§ **Supplied material**
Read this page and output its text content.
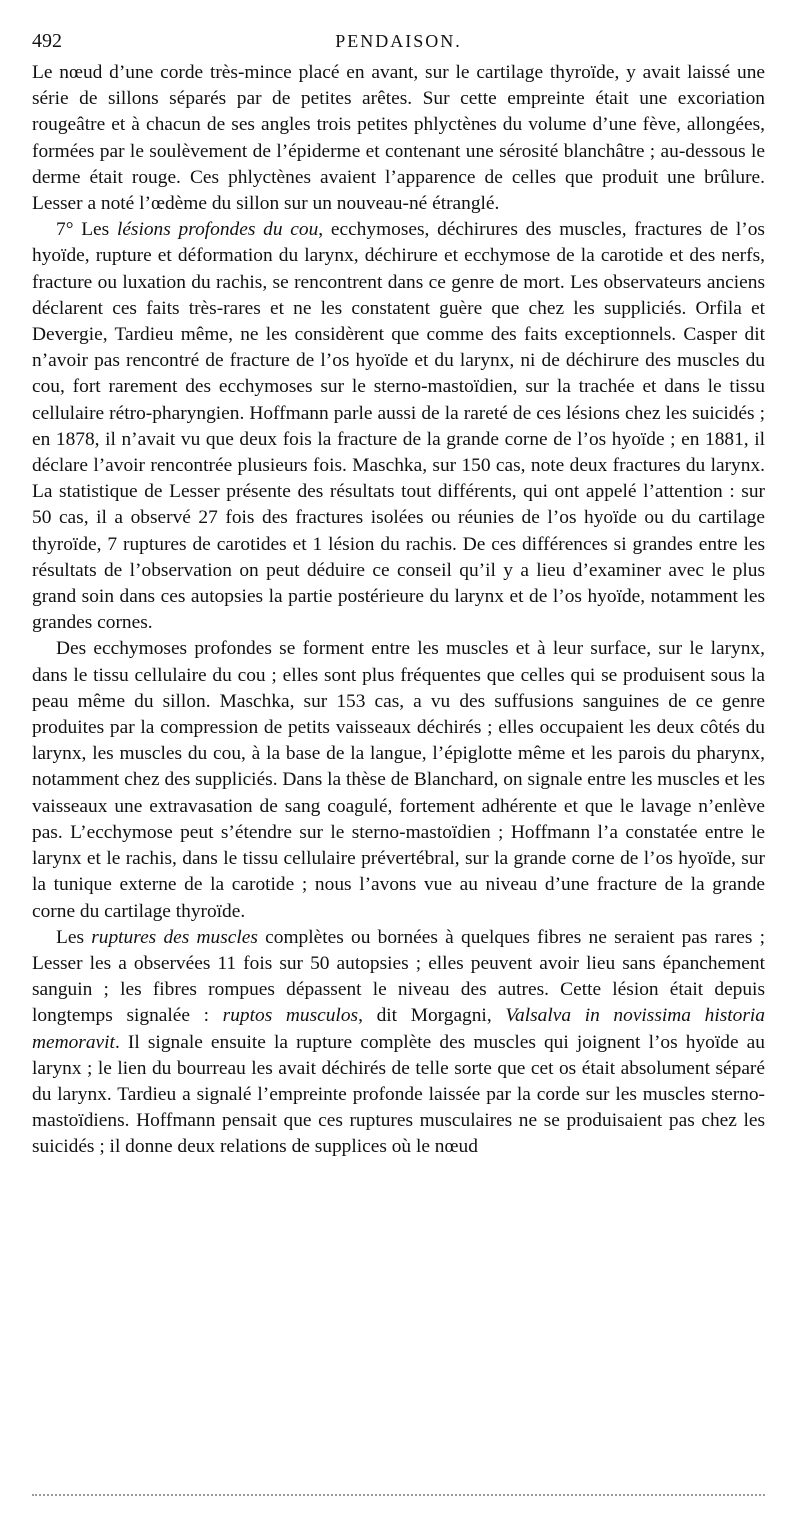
492	PENDAISON.

Le nœud d’une corde très-mince placé en avant, sur le cartilage thyroïde, y avait laissé une série de sillons séparés par de petites arêtes. Sur cette empreinte était une excoriation rougeâtre et à chacun de ses angles trois petites phlyctènes du volume d’une fève, allongées, formées par le soulèvement de l’épiderme et contenant une sérosité blanchâtre ; au-dessous le derme était rouge. Ces phlyctènes avaient l’apparence de celles que produit une brûlure. Lesser a noté l’œdème du sillon sur un nouveau-né étranglé.

7° Les lésions profondes du cou, ecchymoses, déchirures des muscles, fractures de l’os hyoïde, rupture et déformation du larynx, déchirure et ecchymose de la carotide et des nerfs, fracture ou luxation du rachis, se rencontrent dans ce genre de mort. Les observateurs anciens déclarent ces faits très-rares et ne les constatent guère que chez les suppliciés. Orfila et Devergie, Tardieu même, ne les considèrent que comme des faits exceptionnels. Casper dit n’avoir pas rencontré de fracture de l’os hyoïde et du larynx, ni de déchirure des muscles du cou, fort rarement des ecchymoses sur le sterno-mastoïdien, sur la trachée et dans le tissu cellulaire rétro-pharyngien. Hoffmann parle aussi de la rareté de ces lésions chez les suicidés ; en 1878, il n’avait vu que deux fois la fracture de la grande corne de l’os hyoïde ; en 1881, il déclare l’avoir rencontrée plusieurs fois. Maschka, sur 150 cas, note deux fractures du larynx. La statistique de Lesser présente des résultats tout différents, qui ont appelé l’attention : sur 50 cas, il a observé 27 fois des fractures isolées ou réunies de l’os hyoïde ou du cartilage thyroïde, 7 ruptures de carotides et 1 lésion du rachis. De ces différences si grandes entre les résultats de l’observation on peut déduire ce conseil qu’il y a lieu d’examiner avec le plus grand soin dans ces autopsies la partie postérieure du larynx et de l’os hyoïde, notamment les grandes cornes.

Des ecchymoses profondes se forment entre les muscles et à leur surface, sur le larynx, dans le tissu cellulaire du cou ; elles sont plus fréquentes que celles qui se produisent sous la peau même du sillon. Maschka, sur 153 cas, a vu des suffusions sanguines de ce genre produites par la compression de petits vaisseaux déchirés ; elles occupaient les deux côtés du larynx, les muscles du cou, à la base de la langue, l’épiglotte même et les parois du pharynx, notamment chez des suppliciés. Dans la thèse de Blanchard, on signale entre les muscles et les vaisseaux une extravasation de sang coagulé, fortement adhérente et que le lavage n’enlève pas. L’ecchymose peut s’étendre sur le sterno-mastoïdien ; Hoffmann l’a constatée entre le larynx et le rachis, dans le tissu cellulaire prévertébral, sur la grande corne de l’os hyoïde, sur la tunique externe de la carotide ; nous l’avons vue au niveau d’une fracture de la grande corne du cartilage thyroïde.

Les ruptures des muscles complètes ou bornées à quelques fibres ne seraient pas rares ; Lesser les a observées 11 fois sur 50 autopsies ; elles peuvent avoir lieu sans épanchement sanguin ; les fibres rompues dépassent le niveau des autres. Cette lésion était depuis longtemps signalée : ruptos musculos, dit Morgagni, Valsalva in novissima historia memoravit. Il signale ensuite la rupture complète des muscles qui joignent l’os hyoïde au larynx ; le lien du bourreau les avait déchirés de telle sorte que cet os était absolument séparé du larynx. Tardieu a signalé l’empreinte profonde laissée par la corde sur les muscles sterno-mastoïdiens. Hoffmann pensait que ces ruptures musculaires ne se produisaient pas chez les suicidés ; il donne deux relations de supplices où le nœud
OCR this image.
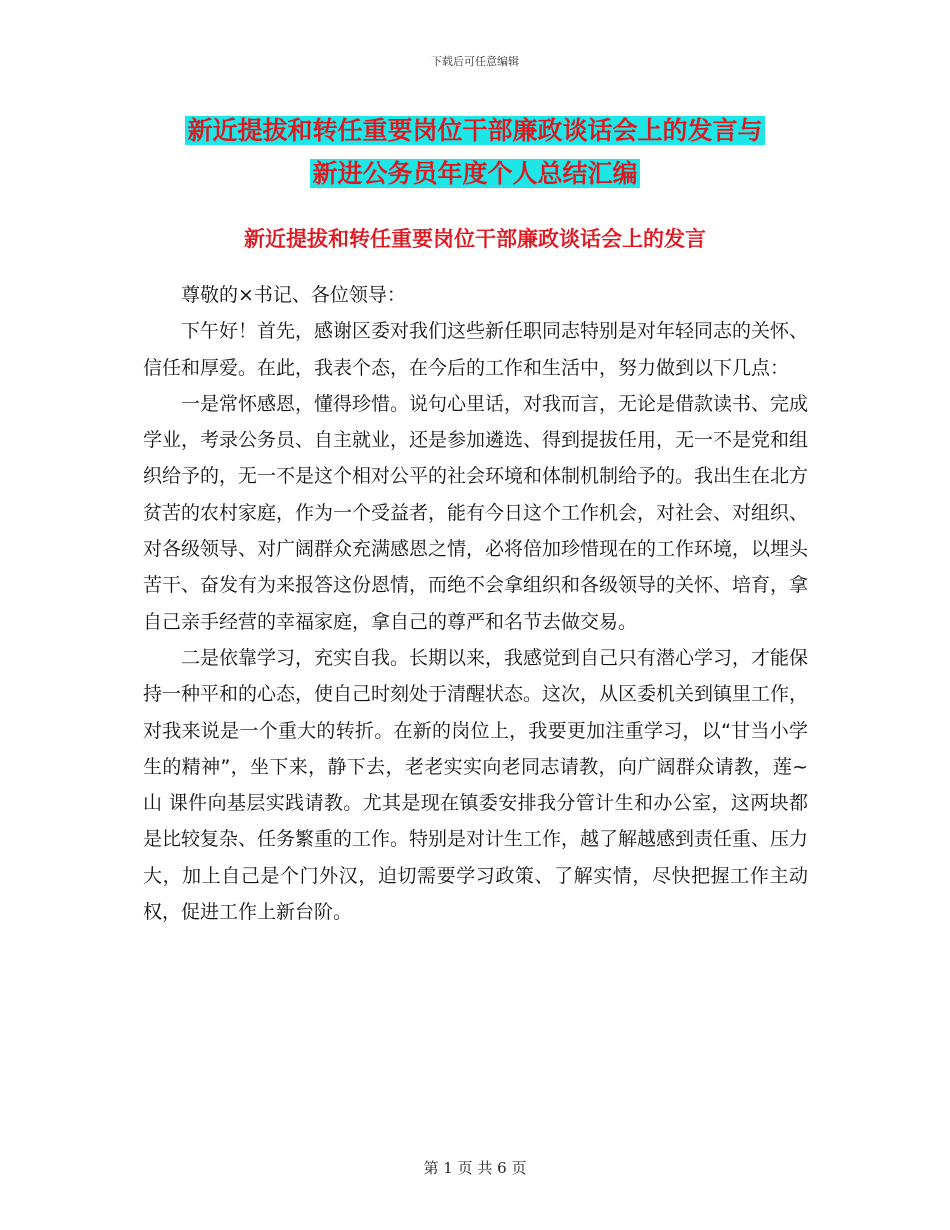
下载后可任意编辑
新近提拔和转任重要岗位干部廉政谈话会上的发言与
新进公务员年度个人总结汇编
新近提拔和转任重要岗位干部廉政谈话会上的发言

尊敬的×书记、各位领导：

下午好！首先，感谢区委对我们这些新任职同志特别是对年轻同志的关怀、信任和厚爱。在此，我表个态，在今后的工作和生活中，努力做到以下几点：

一是常怀感恩，懂得珍惜。说句心里话，对我而言，无论是借款读书、完成学业，考录公务员、自主就业，还是参加遴选、得到提拔任用，无一不是党和组织给予的，无一不是这个相对公平的社会环境和体制机制给予的。我出生在北方贫苦的农村家庭，作为一个受益者，能有今日这个工作机会，对社会、对组织、对各级领导、对广阔群众充满感恩之情，必将倍加珍惜现在的工作环境，以埋头苦干、奋发有为来报答这份恩情，而绝不会拿组织和各级领导的关怀、培育，拿自己亲手经营的幸福家庭，拿自己的尊严和名节去做交易。

二是依靠学习，充实自我。长期以来，我感觉到自己只有潜心学习，才能保持一种平和的心态，使自己时刻处于清醒状态。这次，从区委机关到镇里工作，对我来说是一个重大的转折。在新的岗位上，我要更加注重学习，以“甘当小学生的精神”，坐下来，静下去，老老实实向老同志请教，向广阔群众请教，莲~山 课件向基层实践请教。尤其是现在镇委安排我分管计生和办公室，这两块都是比较复杂、任务繁重的工作。特别是对计生工作，越了解越感到责任重、压力大，加上自己是个门外汉，迫切需要学习政策、了解实情，尽快把握工作主动权，促进工作上新台阶。

第 1 页 共 6 页
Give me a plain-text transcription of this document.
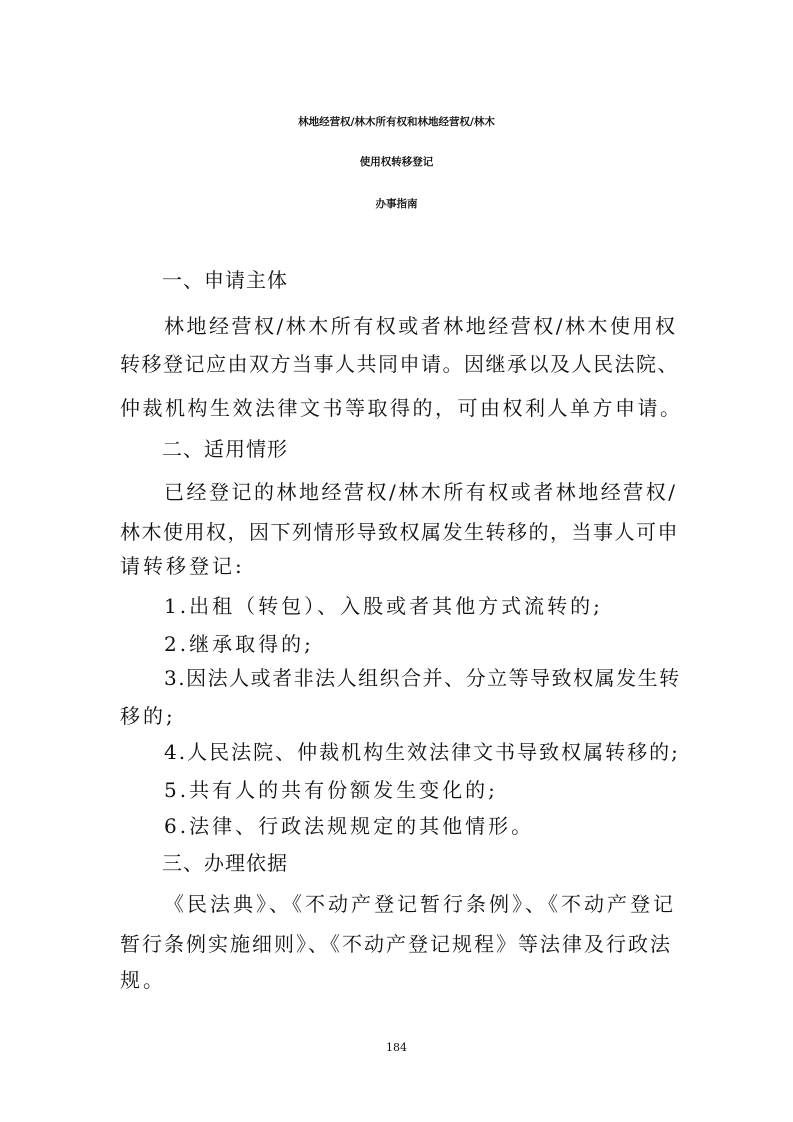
林地经营权/林木所有权和林地经营权/林木
使用权转移登记
办事指南
一、申请主体
林地经营权/林木所有权或者林地经营权/林木使用权
转移登记应由双方当事人共同申请。因继承以及人民法院、
仲裁机构生效法律文书等取得的，可由权利人单方申请。
二、适用情形
已经登记的林地经营权/林木所有权或者林地经营权/
林木使用权，因下列情形导致权属发生转移的，当事人可申
请转移登记:
1.出租（转包）、入股或者其他方式流转的;
2.继承取得的;
3.因法人或者非法人组织合并、分立等导致权属发生转
移的;
4.人民法院、仲裁机构生效法律文书导致权属转移的;
5.共有人的共有份额发生变化的;
6.法律、行政法规规定的其他情形。
三、办理依据
《民法典》、《不动产登记暂行条例》、《不动产登记
暂行条例实施细则》、《不动产登记规程》等法律及行政法
规。
184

§ **Exercise instructions**
Copy exactly, please, the lines that run from the line holding "Give me a plain-text" through the closing line of the material above, omitting every picture.

§ **Solution for this exercise**
Give me a plain-text transcription of this document.
林地经营权/林木所有权和林地经营权/林木
使用权转移登记
办事指南
一、申请主体
林地经营权/林木所有权或者林地经营权/林木使用权
转移登记应由双方当事人共同申请。因继承以及人民法院、
仲裁机构生效法律文书等取得的，可由权利人单方申请。
二、适用情形
已经登记的林地经营权/林木所有权或者林地经营权/
林木使用权，因下列情形导致权属发生转移的，当事人可申
请转移登记:
1.出租（转包）、入股或者其他方式流转的;
2.继承取得的;
3.因法人或者非法人组织合并、分立等导致权属发生转
移的;
4.人民法院、仲裁机构生效法律文书导致权属转移的;
5.共有人的共有份额发生变化的;
6.法律、行政法规规定的其他情形。
三、办理依据
《民法典》、《不动产登记暂行条例》、《不动产登记
暂行条例实施细则》、《不动产登记规程》等法律及行政法
规。
184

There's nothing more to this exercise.